(Your goal)
Below is a listing to write out in full, exactly as given, without its pictures.

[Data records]
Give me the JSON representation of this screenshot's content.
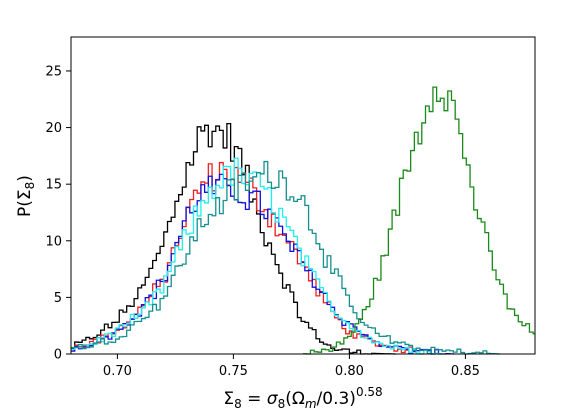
{
  "chart_data": {
    "type": "histogram",
    "xlabel_parts": {
      "lhs_base": "Σ",
      "lhs_sub": "8",
      "eq": " = ",
      "sigma": "σ",
      "sigma_sub": "8",
      "open": "(Ω",
      "omega_sub": "m",
      "close": "/0.3)",
      "exponent": "0.58"
    },
    "ylabel_parts": {
      "base": "P(Σ",
      "sub": "8",
      "close": ")"
    },
    "xlim": [
      0.68,
      0.88
    ],
    "ylim": [
      0,
      28
    ],
    "xticks": [
      0.7,
      0.75,
      0.8,
      0.85
    ],
    "yticks": [
      0,
      5,
      10,
      15,
      20,
      25
    ],
    "xtick_labels": [
      "0.70",
      "0.75",
      "0.80",
      "0.85"
    ],
    "ytick_labels": [
      "0",
      "5",
      "10",
      "15",
      "20",
      "25"
    ],
    "grid": false,
    "legend": "none",
    "series": [
      {
        "color": "#000000",
        "x": [
          0.68,
          0.69,
          0.7,
          0.71,
          0.715,
          0.72,
          0.725,
          0.73,
          0.735,
          0.74,
          0.745,
          0.75,
          0.755,
          0.76,
          0.765,
          0.77,
          0.775,
          0.78,
          0.785,
          0.79,
          0.795,
          0.8,
          0.805,
          0.81,
          0.82
        ],
        "y": [
          0.5,
          1.5,
          3.0,
          5.5,
          7.5,
          10.0,
          13.0,
          16.5,
          19.0,
          20.0,
          19.5,
          18.5,
          16.0,
          12.5,
          10.0,
          7.5,
          5.0,
          3.0,
          1.8,
          0.8,
          0.4,
          0.2,
          0.1,
          0.05,
          0.0
        ]
      },
      {
        "color": "#ee2020",
        "x": [
          0.68,
          0.69,
          0.7,
          0.71,
          0.72,
          0.725,
          0.73,
          0.735,
          0.74,
          0.745,
          0.75,
          0.755,
          0.76,
          0.765,
          0.77,
          0.775,
          0.78,
          0.785,
          0.79,
          0.795,
          0.8,
          0.81,
          0.82,
          0.83,
          0.84
        ],
        "y": [
          0.5,
          1.0,
          2.0,
          4.0,
          6.5,
          9.5,
          12.0,
          14.5,
          15.5,
          16.0,
          16.0,
          15.0,
          14.0,
          12.5,
          11.0,
          9.5,
          8.0,
          6.0,
          4.5,
          3.0,
          2.0,
          1.0,
          0.5,
          0.2,
          0.0
        ]
      },
      {
        "color": "#1010dd",
        "x": [
          0.68,
          0.69,
          0.7,
          0.71,
          0.72,
          0.725,
          0.73,
          0.735,
          0.74,
          0.745,
          0.75,
          0.755,
          0.76,
          0.765,
          0.77,
          0.775,
          0.78,
          0.785,
          0.79,
          0.795,
          0.8,
          0.81,
          0.82,
          0.83,
          0.845
        ],
        "y": [
          0.5,
          1.0,
          2.0,
          4.0,
          6.5,
          9.5,
          12.0,
          14.0,
          14.5,
          14.5,
          14.5,
          14.0,
          13.5,
          12.5,
          11.0,
          9.5,
          8.0,
          6.5,
          5.0,
          3.5,
          2.5,
          1.2,
          0.5,
          0.2,
          0.0
        ]
      },
      {
        "color": "#22eeee",
        "x": [
          0.68,
          0.69,
          0.7,
          0.71,
          0.72,
          0.725,
          0.73,
          0.735,
          0.74,
          0.745,
          0.75,
          0.755,
          0.76,
          0.765,
          0.77,
          0.775,
          0.78,
          0.785,
          0.79,
          0.795,
          0.8,
          0.81,
          0.82,
          0.83,
          0.84
        ],
        "y": [
          0.5,
          1.0,
          2.0,
          3.5,
          6.0,
          8.5,
          10.5,
          12.5,
          14.5,
          15.5,
          16.0,
          15.5,
          15.0,
          14.0,
          12.5,
          10.5,
          8.5,
          6.5,
          5.0,
          3.5,
          2.5,
          1.2,
          0.5,
          0.2,
          0.0
        ]
      },
      {
        "color": "#16908f",
        "x": [
          0.68,
          0.69,
          0.7,
          0.71,
          0.72,
          0.725,
          0.73,
          0.735,
          0.74,
          0.745,
          0.75,
          0.755,
          0.76,
          0.765,
          0.77,
          0.775,
          0.78,
          0.785,
          0.79,
          0.795,
          0.8,
          0.805,
          0.81,
          0.82,
          0.83,
          0.845,
          0.865
        ],
        "y": [
          0.5,
          0.8,
          1.5,
          3.0,
          5.0,
          7.0,
          9.0,
          11.0,
          12.5,
          13.5,
          14.5,
          15.0,
          15.5,
          16.0,
          15.5,
          15.0,
          13.5,
          11.0,
          8.5,
          6.5,
          4.5,
          3.0,
          2.0,
          1.0,
          0.4,
          0.2,
          0.0
        ]
      },
      {
        "color": "#1a8a1a",
        "x": [
          0.78,
          0.79,
          0.795,
          0.8,
          0.805,
          0.81,
          0.815,
          0.82,
          0.825,
          0.83,
          0.835,
          0.838,
          0.84,
          0.845,
          0.85,
          0.855,
          0.86,
          0.865,
          0.87,
          0.875,
          0.88
        ],
        "y": [
          0.0,
          0.3,
          0.8,
          1.5,
          3.0,
          5.5,
          8.5,
          12.5,
          16.5,
          20.0,
          23.0,
          24.5,
          24.5,
          21.5,
          17.5,
          13.0,
          9.0,
          6.0,
          4.0,
          2.5,
          2.0
        ]
      }
    ]
  }
}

(Answer to the problem)
Give me the JSON representation of this screenshot's content.
{
  "chart_data": {
    "type": "histogram",
    "xlabel_parts": {
      "lhs_base": "Σ",
      "lhs_sub": "8",
      "eq": " = ",
      "sigma": "σ",
      "sigma_sub": "8",
      "open": "(Ω",
      "omega_sub": "m",
      "close": "/0.3)",
      "exponent": "0.58"
    },
    "ylabel_parts": {
      "base": "P(Σ",
      "sub": "8",
      "close": ")"
    },
    "xlim": [
      0.68,
      0.88
    ],
    "ylim": [
      0,
      28
    ],
    "xticks": [
      0.7,
      0.75,
      0.8,
      0.85
    ],
    "yticks": [
      0,
      5,
      10,
      15,
      20,
      25
    ],
    "xtick_labels": [
      "0.70",
      "0.75",
      "0.80",
      "0.85"
    ],
    "ytick_labels": [
      "0",
      "5",
      "10",
      "15",
      "20",
      "25"
    ],
    "grid": false,
    "legend": "none",
    "series": [
      {
        "color": "#000000",
        "x": [
          0.68,
          0.69,
          0.7,
          0.71,
          0.715,
          0.72,
          0.725,
          0.73,
          0.735,
          0.74,
          0.745,
          0.75,
          0.755,
          0.76,
          0.765,
          0.77,
          0.775,
          0.78,
          0.785,
          0.79,
          0.795,
          0.8,
          0.805,
          0.81,
          0.82
        ],
        "y": [
          0.5,
          1.5,
          3.0,
          5.5,
          7.5,
          10.0,
          13.0,
          16.5,
          19.0,
          20.0,
          19.5,
          18.5,
          16.0,
          12.5,
          10.0,
          7.5,
          5.0,
          3.0,
          1.8,
          0.8,
          0.4,
          0.2,
          0.1,
          0.05,
          0.0
        ]
      },
      {
        "color": "#ee2020",
        "x": [
          0.68,
          0.69,
          0.7,
          0.71,
          0.72,
          0.725,
          0.73,
          0.735,
          0.74,
          0.745,
          0.75,
          0.755,
          0.76,
          0.765,
          0.77,
          0.775,
          0.78,
          0.785,
          0.79,
          0.795,
          0.8,
          0.81,
          0.82,
          0.83,
          0.84
        ],
        "y": [
          0.5,
          1.0,
          2.0,
          4.0,
          6.5,
          9.5,
          12.0,
          14.5,
          15.5,
          16.0,
          16.0,
          15.0,
          14.0,
          12.5,
          11.0,
          9.5,
          8.0,
          6.0,
          4.5,
          3.0,
          2.0,
          1.0,
          0.5,
          0.2,
          0.0
        ]
      },
      {
        "color": "#1010dd",
        "x": [
          0.68,
          0.69,
          0.7,
          0.71,
          0.72,
          0.725,
          0.73,
          0.735,
          0.74,
          0.745,
          0.75,
          0.755,
          0.76,
          0.765,
          0.77,
          0.775,
          0.78,
          0.785,
          0.79,
          0.795,
          0.8,
          0.81,
          0.82,
          0.83,
          0.845
        ],
        "y": [
          0.5,
          1.0,
          2.0,
          4.0,
          6.5,
          9.5,
          12.0,
          14.0,
          14.5,
          14.5,
          14.5,
          14.0,
          13.5,
          12.5,
          11.0,
          9.5,
          8.0,
          6.5,
          5.0,
          3.5,
          2.5,
          1.2,
          0.5,
          0.2,
          0.0
        ]
      },
      {
        "color": "#22eeee",
        "x": [
          0.68,
          0.69,
          0.7,
          0.71,
          0.72,
          0.725,
          0.73,
          0.735,
          0.74,
          0.745,
          0.75,
          0.755,
          0.76,
          0.765,
          0.77,
          0.775,
          0.78,
          0.785,
          0.79,
          0.795,
          0.8,
          0.81,
          0.82,
          0.83,
          0.84
        ],
        "y": [
          0.5,
          1.0,
          2.0,
          3.5,
          6.0,
          8.5,
          10.5,
          12.5,
          14.5,
          15.5,
          16.0,
          15.5,
          15.0,
          14.0,
          12.5,
          10.5,
          8.5,
          6.5,
          5.0,
          3.5,
          2.5,
          1.2,
          0.5,
          0.2,
          0.0
        ]
      },
      {
        "color": "#16908f",
        "x": [
          0.68,
          0.69,
          0.7,
          0.71,
          0.72,
          0.725,
          0.73,
          0.735,
          0.74,
          0.745,
          0.75,
          0.755,
          0.76,
          0.765,
          0.77,
          0.775,
          0.78,
          0.785,
          0.79,
          0.795,
          0.8,
          0.805,
          0.81,
          0.82,
          0.83,
          0.845,
          0.865
        ],
        "y": [
          0.5,
          0.8,
          1.5,
          3.0,
          5.0,
          7.0,
          9.0,
          11.0,
          12.5,
          13.5,
          14.5,
          15.0,
          15.5,
          16.0,
          15.5,
          15.0,
          13.5,
          11.0,
          8.5,
          6.5,
          4.5,
          3.0,
          2.0,
          1.0,
          0.4,
          0.2,
          0.0
        ]
      },
      {
        "color": "#1a8a1a",
        "x": [
          0.78,
          0.79,
          0.795,
          0.8,
          0.805,
          0.81,
          0.815,
          0.82,
          0.825,
          0.83,
          0.835,
          0.838,
          0.84,
          0.845,
          0.85,
          0.855,
          0.86,
          0.865,
          0.87,
          0.875,
          0.88
        ],
        "y": [
          0.0,
          0.3,
          0.8,
          1.5,
          3.0,
          5.5,
          8.5,
          12.5,
          16.5,
          20.0,
          23.0,
          24.5,
          24.5,
          21.5,
          17.5,
          13.0,
          9.0,
          6.0,
          4.0,
          2.5,
          2.0
        ]
      }
    ]
  }
}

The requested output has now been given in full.